### Task to complete
Below are records; reproduce exactly the lines from the one containing "Output the text content of this document." through the end, both included, and only those.

··········

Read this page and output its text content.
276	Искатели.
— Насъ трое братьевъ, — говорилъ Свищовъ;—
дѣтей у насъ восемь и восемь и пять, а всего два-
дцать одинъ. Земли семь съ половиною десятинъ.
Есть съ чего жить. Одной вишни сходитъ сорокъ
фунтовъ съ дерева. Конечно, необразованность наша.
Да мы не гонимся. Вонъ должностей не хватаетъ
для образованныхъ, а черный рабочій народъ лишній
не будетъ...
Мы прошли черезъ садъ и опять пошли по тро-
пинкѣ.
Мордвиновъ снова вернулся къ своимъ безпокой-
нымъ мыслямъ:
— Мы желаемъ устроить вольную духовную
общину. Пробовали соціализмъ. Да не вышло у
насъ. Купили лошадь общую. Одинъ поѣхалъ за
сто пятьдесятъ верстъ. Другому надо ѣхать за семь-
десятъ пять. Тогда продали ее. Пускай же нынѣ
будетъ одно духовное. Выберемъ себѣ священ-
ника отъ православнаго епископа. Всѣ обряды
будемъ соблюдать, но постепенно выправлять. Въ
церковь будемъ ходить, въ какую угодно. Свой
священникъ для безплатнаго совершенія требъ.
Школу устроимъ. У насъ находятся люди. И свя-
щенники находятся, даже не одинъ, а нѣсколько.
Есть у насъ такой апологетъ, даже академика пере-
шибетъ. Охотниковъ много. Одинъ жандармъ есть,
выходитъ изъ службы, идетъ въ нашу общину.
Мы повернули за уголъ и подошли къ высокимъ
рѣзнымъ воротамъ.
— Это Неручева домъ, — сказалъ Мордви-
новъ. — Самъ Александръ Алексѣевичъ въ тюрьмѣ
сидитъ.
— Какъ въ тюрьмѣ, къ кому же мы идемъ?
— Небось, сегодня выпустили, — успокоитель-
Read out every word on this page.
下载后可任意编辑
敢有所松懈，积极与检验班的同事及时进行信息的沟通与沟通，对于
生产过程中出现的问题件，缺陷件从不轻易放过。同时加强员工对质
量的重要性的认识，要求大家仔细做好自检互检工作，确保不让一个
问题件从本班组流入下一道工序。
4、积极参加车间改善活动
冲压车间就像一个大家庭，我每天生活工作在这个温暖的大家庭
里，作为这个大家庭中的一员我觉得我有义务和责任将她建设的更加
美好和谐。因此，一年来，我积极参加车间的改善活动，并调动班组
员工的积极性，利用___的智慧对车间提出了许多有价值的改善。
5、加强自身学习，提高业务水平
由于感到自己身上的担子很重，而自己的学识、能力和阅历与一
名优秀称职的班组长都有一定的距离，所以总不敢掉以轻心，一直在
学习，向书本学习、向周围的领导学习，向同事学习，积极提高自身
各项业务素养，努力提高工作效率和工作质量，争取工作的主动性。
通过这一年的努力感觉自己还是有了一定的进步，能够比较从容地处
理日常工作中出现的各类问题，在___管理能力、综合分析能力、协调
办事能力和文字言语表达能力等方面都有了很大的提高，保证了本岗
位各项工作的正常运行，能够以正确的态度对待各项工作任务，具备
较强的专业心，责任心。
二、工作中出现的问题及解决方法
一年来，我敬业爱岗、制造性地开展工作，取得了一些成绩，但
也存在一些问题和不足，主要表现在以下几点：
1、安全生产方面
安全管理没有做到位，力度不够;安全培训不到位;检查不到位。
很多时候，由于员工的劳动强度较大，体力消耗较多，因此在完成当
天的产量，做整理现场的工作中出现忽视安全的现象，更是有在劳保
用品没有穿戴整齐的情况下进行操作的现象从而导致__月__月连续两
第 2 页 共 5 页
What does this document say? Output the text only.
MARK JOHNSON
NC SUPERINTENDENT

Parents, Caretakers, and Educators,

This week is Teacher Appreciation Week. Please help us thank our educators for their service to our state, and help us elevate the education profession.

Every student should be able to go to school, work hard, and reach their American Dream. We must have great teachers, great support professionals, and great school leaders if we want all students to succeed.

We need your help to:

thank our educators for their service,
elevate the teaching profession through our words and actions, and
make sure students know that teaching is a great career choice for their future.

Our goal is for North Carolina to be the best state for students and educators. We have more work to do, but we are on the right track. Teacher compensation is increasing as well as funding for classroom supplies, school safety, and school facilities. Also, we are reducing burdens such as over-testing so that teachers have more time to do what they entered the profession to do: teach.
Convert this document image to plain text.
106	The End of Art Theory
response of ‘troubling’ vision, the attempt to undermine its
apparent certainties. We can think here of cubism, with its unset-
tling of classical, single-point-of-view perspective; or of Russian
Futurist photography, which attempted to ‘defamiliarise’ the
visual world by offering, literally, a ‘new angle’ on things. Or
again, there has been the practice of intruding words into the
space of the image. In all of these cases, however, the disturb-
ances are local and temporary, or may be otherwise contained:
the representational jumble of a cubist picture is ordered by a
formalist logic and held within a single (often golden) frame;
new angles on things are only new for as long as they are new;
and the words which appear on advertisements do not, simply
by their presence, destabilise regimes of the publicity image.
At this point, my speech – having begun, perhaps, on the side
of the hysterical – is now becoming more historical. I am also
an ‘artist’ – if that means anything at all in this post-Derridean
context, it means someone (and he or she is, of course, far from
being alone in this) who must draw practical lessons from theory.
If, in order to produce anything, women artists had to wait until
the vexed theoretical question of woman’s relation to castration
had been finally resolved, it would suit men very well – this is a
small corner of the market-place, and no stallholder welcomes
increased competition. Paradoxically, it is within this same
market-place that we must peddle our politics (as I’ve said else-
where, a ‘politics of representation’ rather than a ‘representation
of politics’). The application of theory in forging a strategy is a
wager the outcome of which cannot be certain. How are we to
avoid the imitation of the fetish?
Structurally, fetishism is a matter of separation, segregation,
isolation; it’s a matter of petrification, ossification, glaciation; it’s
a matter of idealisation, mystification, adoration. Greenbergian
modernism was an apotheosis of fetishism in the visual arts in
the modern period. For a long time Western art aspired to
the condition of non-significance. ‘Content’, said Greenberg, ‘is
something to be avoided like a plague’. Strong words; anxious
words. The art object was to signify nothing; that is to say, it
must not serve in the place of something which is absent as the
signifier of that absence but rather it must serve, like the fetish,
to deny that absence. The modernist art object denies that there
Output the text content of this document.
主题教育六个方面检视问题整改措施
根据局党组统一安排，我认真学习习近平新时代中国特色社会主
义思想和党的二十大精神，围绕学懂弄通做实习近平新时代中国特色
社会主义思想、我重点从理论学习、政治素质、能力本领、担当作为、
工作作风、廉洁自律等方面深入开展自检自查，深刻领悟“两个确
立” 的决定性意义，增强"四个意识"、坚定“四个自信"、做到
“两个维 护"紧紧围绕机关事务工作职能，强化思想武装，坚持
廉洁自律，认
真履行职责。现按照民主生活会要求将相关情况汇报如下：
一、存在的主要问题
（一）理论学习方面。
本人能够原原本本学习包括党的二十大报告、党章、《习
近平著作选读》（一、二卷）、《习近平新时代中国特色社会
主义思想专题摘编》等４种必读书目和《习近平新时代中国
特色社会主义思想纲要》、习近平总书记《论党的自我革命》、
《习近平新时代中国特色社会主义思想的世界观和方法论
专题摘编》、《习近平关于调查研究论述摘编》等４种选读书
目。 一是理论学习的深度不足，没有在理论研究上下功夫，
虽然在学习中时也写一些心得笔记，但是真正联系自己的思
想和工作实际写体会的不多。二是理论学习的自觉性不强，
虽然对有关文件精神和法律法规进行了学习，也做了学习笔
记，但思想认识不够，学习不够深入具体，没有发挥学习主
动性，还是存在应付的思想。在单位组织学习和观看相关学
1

··········

### Written reply
Output the text content of this document.
主题教育六个方面检视问题整改措施
根据局党组统一安排，我认真学习习近平新时代中国特色社会主
义思想和党的二十大精神，围绕学懂弄通做实习近平新时代中国特色
社会主义思想、我重点从理论学习、政治素质、能力本领、担当作为、
工作作风、廉洁自律等方面深入开展自检自查，深刻领悟“两个确
立” 的决定性意义，增强"四个意识"、坚定“四个自信"、做到
“两个维 护"紧紧围绕机关事务工作职能，强化思想武装，坚持
廉洁自律，认
真履行职责。现按照民主生活会要求将相关情况汇报如下：
一、存在的主要问题
（一）理论学习方面。
本人能够原原本本学习包括党的二十大报告、党章、《习
近平著作选读》（一、二卷）、《习近平新时代中国特色社会
主义思想专题摘编》等４种必读书目和《习近平新时代中国
特色社会主义思想纲要》、习近平总书记《论党的自我革命》、
《习近平新时代中国特色社会主义思想的世界观和方法论
专题摘编》、《习近平关于调查研究论述摘编》等４种选读书
目。 一是理论学习的深度不足，没有在理论研究上下功夫，
虽然在学习中时也写一些心得笔记，但是真正联系自己的思
想和工作实际写体会的不多。二是理论学习的自觉性不强，
虽然对有关文件精神和法律法规进行了学习，也做了学习笔
记，但思想认识不够，学习不够深入具体，没有发挥学习主
动性，还是存在应付的思想。在单位组织学习和观看相关学
1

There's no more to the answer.